▶ **EXERCISE INSTRUCTIONS**
Write the listing below out again exactly, dropping the images.

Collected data
___
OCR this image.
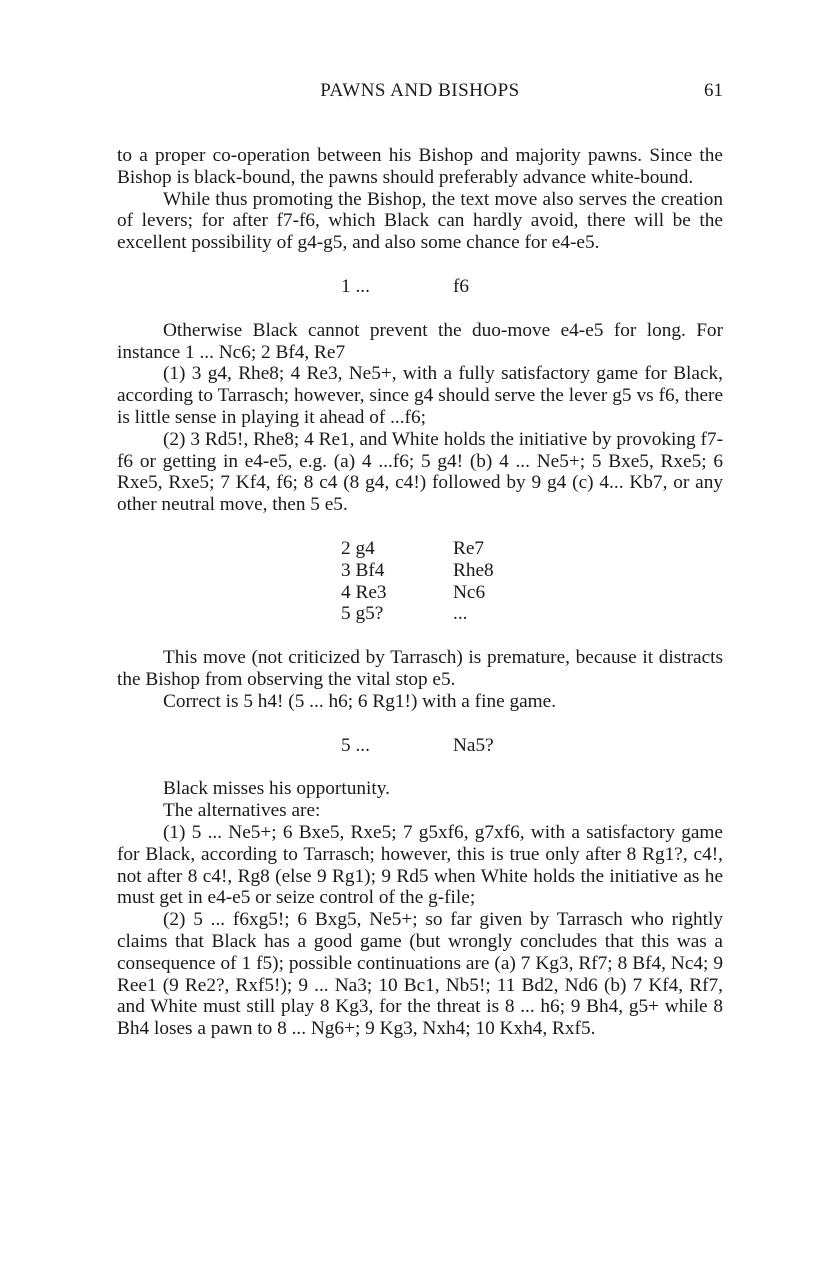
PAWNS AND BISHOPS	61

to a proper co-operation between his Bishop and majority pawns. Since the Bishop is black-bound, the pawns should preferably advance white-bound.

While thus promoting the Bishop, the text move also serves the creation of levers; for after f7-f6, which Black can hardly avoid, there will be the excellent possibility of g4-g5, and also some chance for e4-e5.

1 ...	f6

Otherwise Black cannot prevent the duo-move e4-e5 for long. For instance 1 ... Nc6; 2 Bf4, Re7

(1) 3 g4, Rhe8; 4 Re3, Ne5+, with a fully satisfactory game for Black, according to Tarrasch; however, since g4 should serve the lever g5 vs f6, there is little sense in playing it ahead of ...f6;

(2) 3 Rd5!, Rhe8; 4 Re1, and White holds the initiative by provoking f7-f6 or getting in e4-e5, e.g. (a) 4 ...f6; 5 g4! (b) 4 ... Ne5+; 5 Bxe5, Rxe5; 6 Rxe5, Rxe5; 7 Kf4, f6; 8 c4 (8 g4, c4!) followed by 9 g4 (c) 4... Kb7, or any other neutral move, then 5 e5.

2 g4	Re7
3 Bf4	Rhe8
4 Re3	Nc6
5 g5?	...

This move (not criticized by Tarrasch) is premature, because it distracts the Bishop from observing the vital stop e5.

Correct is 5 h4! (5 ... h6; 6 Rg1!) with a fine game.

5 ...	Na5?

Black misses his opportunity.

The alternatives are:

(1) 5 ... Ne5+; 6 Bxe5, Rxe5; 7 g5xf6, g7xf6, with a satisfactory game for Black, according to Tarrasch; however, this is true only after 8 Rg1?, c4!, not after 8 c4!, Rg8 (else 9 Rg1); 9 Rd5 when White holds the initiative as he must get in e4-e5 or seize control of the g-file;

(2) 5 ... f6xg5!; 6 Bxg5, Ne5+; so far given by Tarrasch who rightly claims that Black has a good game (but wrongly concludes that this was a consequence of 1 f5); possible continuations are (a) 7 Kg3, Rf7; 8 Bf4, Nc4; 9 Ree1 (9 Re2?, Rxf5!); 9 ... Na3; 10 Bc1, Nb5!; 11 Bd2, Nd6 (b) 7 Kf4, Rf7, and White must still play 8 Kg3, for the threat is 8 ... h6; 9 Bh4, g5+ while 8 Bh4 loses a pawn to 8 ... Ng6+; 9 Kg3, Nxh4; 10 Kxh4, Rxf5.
___
▶ **EXERCISE OUTPUT**
OCR this image.
PAWNS AND BISHOPS	61

to a proper co-operation between his Bishop and majority pawns. Since the Bishop is black-bound, the pawns should preferably advance white-bound.

While thus promoting the Bishop, the text move also serves the creation of levers; for after f7-f6, which Black can hardly avoid, there will be the excellent possibility of g4-g5, and also some chance for e4-e5.

1 ...	f6

Otherwise Black cannot prevent the duo-move e4-e5 for long. For instance 1 ... Nc6; 2 Bf4, Re7

(1) 3 g4, Rhe8; 4 Re3, Ne5+, with a fully satisfactory game for Black, according to Tarrasch; however, since g4 should serve the lever g5 vs f6, there is little sense in playing it ahead of ...f6;

(2) 3 Rd5!, Rhe8; 4 Re1, and White holds the initiative by provoking f7-f6 or getting in e4-e5, e.g. (a) 4 ...f6; 5 g4! (b) 4 ... Ne5+; 5 Bxe5, Rxe5; 6 Rxe5, Rxe5; 7 Kf4, f6; 8 c4 (8 g4, c4!) followed by 9 g4 (c) 4... Kb7, or any other neutral move, then 5 e5.

2 g4	Re7
3 Bf4	Rhe8
4 Re3	Nc6
5 g5?	...

This move (not criticized by Tarrasch) is premature, because it distracts the Bishop from observing the vital stop e5.

Correct is 5 h4! (5 ... h6; 6 Rg1!) with a fine game.

5 ...	Na5?

Black misses his opportunity.

The alternatives are:

(1) 5 ... Ne5+; 6 Bxe5, Rxe5; 7 g5xf6, g7xf6, with a satisfactory game for Black, according to Tarrasch; however, this is true only after 8 Rg1?, c4!, not after 8 c4!, Rg8 (else 9 Rg1); 9 Rd5 when White holds the initiative as he must get in e4-e5 or seize control of the g-file;

(2) 5 ... f6xg5!; 6 Bxg5, Ne5+; so far given by Tarrasch who rightly claims that Black has a good game (but wrongly concludes that this was a consequence of 1 f5); possible continuations are (a) 7 Kg3, Rf7; 8 Bf4, Nc4; 9 Ree1 (9 Re2?, Rxf5!); 9 ... Na3; 10 Bc1, Nb5!; 11 Bd2, Nd6 (b) 7 Kf4, Rf7, and White must still play 8 Kg3, for the threat is 8 ... h6; 9 Bh4, g5+ while 8 Bh4 loses a pawn to 8 ... Ng6+; 9 Kg3, Nxh4; 10 Kxh4, Rxf5.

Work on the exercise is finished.